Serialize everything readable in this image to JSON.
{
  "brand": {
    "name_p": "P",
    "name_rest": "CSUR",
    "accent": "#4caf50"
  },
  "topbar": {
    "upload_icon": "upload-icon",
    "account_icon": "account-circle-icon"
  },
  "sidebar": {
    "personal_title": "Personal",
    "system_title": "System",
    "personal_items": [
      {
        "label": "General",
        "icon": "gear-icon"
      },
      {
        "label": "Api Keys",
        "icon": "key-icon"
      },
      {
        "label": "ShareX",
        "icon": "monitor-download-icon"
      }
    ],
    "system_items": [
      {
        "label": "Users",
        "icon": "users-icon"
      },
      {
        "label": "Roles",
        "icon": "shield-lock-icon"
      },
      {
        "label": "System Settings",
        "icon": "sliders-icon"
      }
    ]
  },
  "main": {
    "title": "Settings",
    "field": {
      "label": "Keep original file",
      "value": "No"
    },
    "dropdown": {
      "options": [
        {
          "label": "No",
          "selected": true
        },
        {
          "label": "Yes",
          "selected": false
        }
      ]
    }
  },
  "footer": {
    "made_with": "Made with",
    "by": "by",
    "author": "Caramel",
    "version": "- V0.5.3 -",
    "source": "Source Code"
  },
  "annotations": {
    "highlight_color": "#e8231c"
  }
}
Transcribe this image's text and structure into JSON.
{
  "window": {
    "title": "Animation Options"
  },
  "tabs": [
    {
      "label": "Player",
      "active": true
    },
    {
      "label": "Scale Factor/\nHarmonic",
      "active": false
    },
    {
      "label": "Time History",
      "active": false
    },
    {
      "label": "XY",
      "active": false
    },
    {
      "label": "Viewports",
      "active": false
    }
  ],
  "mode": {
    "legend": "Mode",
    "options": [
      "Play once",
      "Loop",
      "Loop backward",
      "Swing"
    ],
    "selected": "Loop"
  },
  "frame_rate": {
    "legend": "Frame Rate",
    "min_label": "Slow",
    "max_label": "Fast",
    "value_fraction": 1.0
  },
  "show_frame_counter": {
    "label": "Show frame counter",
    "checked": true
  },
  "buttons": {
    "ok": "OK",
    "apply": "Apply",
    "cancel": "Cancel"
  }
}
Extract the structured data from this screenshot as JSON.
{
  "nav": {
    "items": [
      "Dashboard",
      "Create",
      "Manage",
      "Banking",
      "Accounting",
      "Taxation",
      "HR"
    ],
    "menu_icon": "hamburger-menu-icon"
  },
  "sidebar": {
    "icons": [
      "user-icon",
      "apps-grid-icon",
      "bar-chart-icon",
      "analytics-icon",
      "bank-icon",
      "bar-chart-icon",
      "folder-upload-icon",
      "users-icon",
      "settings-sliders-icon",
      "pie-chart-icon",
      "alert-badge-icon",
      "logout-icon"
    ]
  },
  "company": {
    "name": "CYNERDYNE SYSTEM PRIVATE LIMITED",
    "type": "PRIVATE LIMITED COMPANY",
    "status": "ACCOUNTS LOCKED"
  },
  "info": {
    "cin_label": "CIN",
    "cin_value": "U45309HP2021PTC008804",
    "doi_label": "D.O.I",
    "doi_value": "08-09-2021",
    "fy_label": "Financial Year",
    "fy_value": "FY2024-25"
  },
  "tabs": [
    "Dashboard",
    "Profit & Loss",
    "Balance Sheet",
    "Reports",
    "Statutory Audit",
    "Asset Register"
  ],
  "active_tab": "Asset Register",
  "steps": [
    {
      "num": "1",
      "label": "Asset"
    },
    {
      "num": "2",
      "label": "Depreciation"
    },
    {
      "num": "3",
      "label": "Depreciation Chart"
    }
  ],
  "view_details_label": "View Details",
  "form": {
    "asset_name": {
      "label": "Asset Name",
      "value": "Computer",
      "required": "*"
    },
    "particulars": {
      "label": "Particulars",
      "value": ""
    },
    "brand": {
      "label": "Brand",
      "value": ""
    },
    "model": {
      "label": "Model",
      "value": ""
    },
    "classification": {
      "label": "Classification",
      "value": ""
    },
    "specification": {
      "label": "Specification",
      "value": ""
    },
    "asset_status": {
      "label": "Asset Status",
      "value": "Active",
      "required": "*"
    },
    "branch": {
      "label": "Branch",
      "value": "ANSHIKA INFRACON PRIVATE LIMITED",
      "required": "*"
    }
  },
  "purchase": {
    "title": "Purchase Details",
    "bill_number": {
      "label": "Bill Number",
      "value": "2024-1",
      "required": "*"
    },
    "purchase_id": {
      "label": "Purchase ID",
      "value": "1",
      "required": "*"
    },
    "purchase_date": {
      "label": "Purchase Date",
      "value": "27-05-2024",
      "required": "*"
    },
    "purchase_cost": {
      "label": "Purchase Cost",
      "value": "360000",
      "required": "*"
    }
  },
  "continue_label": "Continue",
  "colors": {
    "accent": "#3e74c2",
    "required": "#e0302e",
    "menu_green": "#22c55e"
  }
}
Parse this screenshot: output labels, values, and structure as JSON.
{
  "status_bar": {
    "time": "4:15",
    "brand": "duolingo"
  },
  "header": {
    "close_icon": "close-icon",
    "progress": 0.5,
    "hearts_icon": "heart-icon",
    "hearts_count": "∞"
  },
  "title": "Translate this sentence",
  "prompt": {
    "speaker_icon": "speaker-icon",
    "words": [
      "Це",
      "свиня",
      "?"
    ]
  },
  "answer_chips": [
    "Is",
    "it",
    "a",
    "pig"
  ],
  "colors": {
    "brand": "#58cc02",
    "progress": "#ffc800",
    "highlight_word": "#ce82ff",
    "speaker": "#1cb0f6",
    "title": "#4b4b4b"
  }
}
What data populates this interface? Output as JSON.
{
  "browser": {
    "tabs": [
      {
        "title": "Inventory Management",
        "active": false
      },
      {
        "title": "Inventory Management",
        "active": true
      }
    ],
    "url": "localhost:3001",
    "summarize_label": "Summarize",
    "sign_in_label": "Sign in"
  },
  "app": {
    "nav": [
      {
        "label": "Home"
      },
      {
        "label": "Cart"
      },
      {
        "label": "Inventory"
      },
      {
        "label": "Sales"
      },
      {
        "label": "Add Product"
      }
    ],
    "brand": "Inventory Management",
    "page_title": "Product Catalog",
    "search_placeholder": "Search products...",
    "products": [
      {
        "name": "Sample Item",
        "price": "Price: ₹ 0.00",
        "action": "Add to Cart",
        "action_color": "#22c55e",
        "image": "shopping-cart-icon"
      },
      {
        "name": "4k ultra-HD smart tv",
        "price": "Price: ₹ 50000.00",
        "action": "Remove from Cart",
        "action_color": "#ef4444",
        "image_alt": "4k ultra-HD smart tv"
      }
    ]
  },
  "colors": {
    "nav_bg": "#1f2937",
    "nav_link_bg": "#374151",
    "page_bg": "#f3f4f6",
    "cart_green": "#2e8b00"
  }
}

┄┄┄┄┄┄

[What you should do]: Each line of the material above must be retyped precisely.

[Solved problem]:
Serialize everything readable in this image to JSON.
{
  "brand": {
    "name_p": "P",
    "name_rest": "CSUR",
    "accent": "#4caf50"
  },
  "topbar": {
    "upload_icon": "upload-icon",
    "account_icon": "account-circle-icon"
  },
  "sidebar": {
    "personal_title": "Personal",
    "system_title": "System",
    "personal_items": [
      {
        "label": "General",
        "icon": "gear-icon"
      },
      {
        "label": "Api Keys",
        "icon": "key-icon"
      },
      {
        "label": "ShareX",
        "icon": "monitor-download-icon"
      }
    ],
    "system_items": [
      {
        "label": "Users",
        "icon": "users-icon"
      },
      {
        "label": "Roles",
        "icon": "shield-lock-icon"
      },
      {
        "label": "System Settings",
        "icon": "sliders-icon"
      }
    ]
  },
  "main": {
    "title": "Settings",
    "field": {
      "label": "Keep original file",
      "value": "No"
    },
    "dropdown": {
      "options": [
        {
          "label": "No",
          "selected": true
        },
        {
          "label": "Yes",
          "selected": false
        }
      ]
    }
  },
  "footer": {
    "made_with": "Made with",
    "by": "by",
    "author": "Caramel",
    "version": "- V0.5.3 -",
    "source": "Source Code"
  },
  "annotations": {
    "highlight_color": "#e8231c"
  }
}
Transcribe this image's text and structure into JSON.
{
  "window": {
    "title": "Animation Options"
  },
  "tabs": [
    {
      "label": "Player",
      "active": true
    },
    {
      "label": "Scale Factor/\nHarmonic",
      "active": false
    },
    {
      "label": "Time History",
      "active": false
    },
    {
      "label": "XY",
      "active": false
    },
    {
      "label": "Viewports",
      "active": false
    }
  ],
  "mode": {
    "legend": "Mode",
    "options": [
      "Play once",
      "Loop",
      "Loop backward",
      "Swing"
    ],
    "selected": "Loop"
  },
  "frame_rate": {
    "legend": "Frame Rate",
    "min_label": "Slow",
    "max_label": "Fast",
    "value_fraction": 1.0
  },
  "show_frame_counter": {
    "label": "Show frame counter",
    "checked": true
  },
  "buttons": {
    "ok": "OK",
    "apply": "Apply",
    "cancel": "Cancel"
  }
}
Extract the structured data from this screenshot as JSON.
{
  "nav": {
    "items": [
      "Dashboard",
      "Create",
      "Manage",
      "Banking",
      "Accounting",
      "Taxation",
      "HR"
    ],
    "menu_icon": "hamburger-menu-icon"
  },
  "sidebar": {
    "icons": [
      "user-icon",
      "apps-grid-icon",
      "bar-chart-icon",
      "analytics-icon",
      "bank-icon",
      "bar-chart-icon",
      "folder-upload-icon",
      "users-icon",
      "settings-sliders-icon",
      "pie-chart-icon",
      "alert-badge-icon",
      "logout-icon"
    ]
  },
  "company": {
    "name": "CYNERDYNE SYSTEM PRIVATE LIMITED",
    "type": "PRIVATE LIMITED COMPANY",
    "status": "ACCOUNTS LOCKED"
  },
  "info": {
    "cin_label": "CIN",
    "cin_value": "U45309HP2021PTC008804",
    "doi_label": "D.O.I",
    "doi_value": "08-09-2021",
    "fy_label": "Financial Year",
    "fy_value": "FY2024-25"
  },
  "tabs": [
    "Dashboard",
    "Profit & Loss",
    "Balance Sheet",
    "Reports",
    "Statutory Audit",
    "Asset Register"
  ],
  "active_tab": "Asset Register",
  "steps": [
    {
      "num": "1",
      "label": "Asset"
    },
    {
      "num": "2",
      "label": "Depreciation"
    },
    {
      "num": "3",
      "label": "Depreciation Chart"
    }
  ],
  "view_details_label": "View Details",
  "form": {
    "asset_name": {
      "label": "Asset Name",
      "value": "Computer",
      "required": "*"
    },
    "particulars": {
      "label": "Particulars",
      "value": ""
    },
    "brand": {
      "label": "Brand",
      "value": ""
    },
    "model": {
      "label": "Model",
      "value": ""
    },
    "classification": {
      "label": "Classification",
      "value": ""
    },
    "specification": {
      "label": "Specification",
      "value": ""
    },
    "asset_status": {
      "label": "Asset Status",
      "value": "Active",
      "required": "*"
    },
    "branch": {
      "label": "Branch",
      "value": "ANSHIKA INFRACON PRIVATE LIMITED",
      "required": "*"
    }
  },
  "purchase": {
    "title": "Purchase Details",
    "bill_number": {
      "label": "Bill Number",
      "value": "2024-1",
      "required": "*"
    },
    "purchase_id": {
      "label": "Purchase ID",
      "value": "1",
      "required": "*"
    },
    "purchase_date": {
      "label": "Purchase Date",
      "value": "27-05-2024",
      "required": "*"
    },
    "purchase_cost": {
      "label": "Purchase Cost",
      "value": "360000",
      "required": "*"
    }
  },
  "continue_label": "Continue",
  "colors": {
    "accent": "#3e74c2",
    "required": "#e0302e",
    "menu_green": "#22c55e"
  }
}
Parse this screenshot: output labels, values, and structure as JSON.
{
  "status_bar": {
    "time": "4:15",
    "brand": "duolingo"
  },
  "header": {
    "close_icon": "close-icon",
    "progress": 0.5,
    "hearts_icon": "heart-icon",
    "hearts_count": "∞"
  },
  "title": "Translate this sentence",
  "prompt": {
    "speaker_icon": "speaker-icon",
    "words": [
      "Це",
      "свиня",
      "?"
    ]
  },
  "answer_chips": [
    "Is",
    "it",
    "a",
    "pig"
  ],
  "colors": {
    "brand": "#58cc02",
    "progress": "#ffc800",
    "highlight_word": "#ce82ff",
    "speaker": "#1cb0f6",
    "title": "#4b4b4b"
  }
}
What data populates this interface? Output as JSON.
{
  "browser": {
    "tabs": [
      {
        "title": "Inventory Management",
        "active": false
      },
      {
        "title": "Inventory Management",
        "active": true
      }
    ],
    "url": "localhost:3001",
    "summarize_label": "Summarize",
    "sign_in_label": "Sign in"
  },
  "app": {
    "nav": [
      {
        "label": "Home"
      },
      {
        "label": "Cart"
      },
      {
        "label": "Inventory"
      },
      {
        "label": "Sales"
      },
      {
        "label": "Add Product"
      }
    ],
    "brand": "Inventory Management",
    "page_title": "Product Catalog",
    "search_placeholder": "Search products...",
    "products": [
      {
        "name": "Sample Item",
        "price": "Price: ₹ 0.00",
        "action": "Add to Cart",
        "action_color": "#22c55e",
        "image": "shopping-cart-icon"
      },
      {
        "name": "4k ultra-HD smart tv",
        "price": "Price: ₹ 50000.00",
        "action": "Remove from Cart",
        "action_color": "#ef4444",
        "image_alt": "4k ultra-HD smart tv"
      }
    ]
  },
  "colors": {
    "nav_bg": "#1f2937",
    "nav_link_bg": "#374151",
    "page_bg": "#f3f4f6",
    "cart_green": "#2e8b00"
  }
}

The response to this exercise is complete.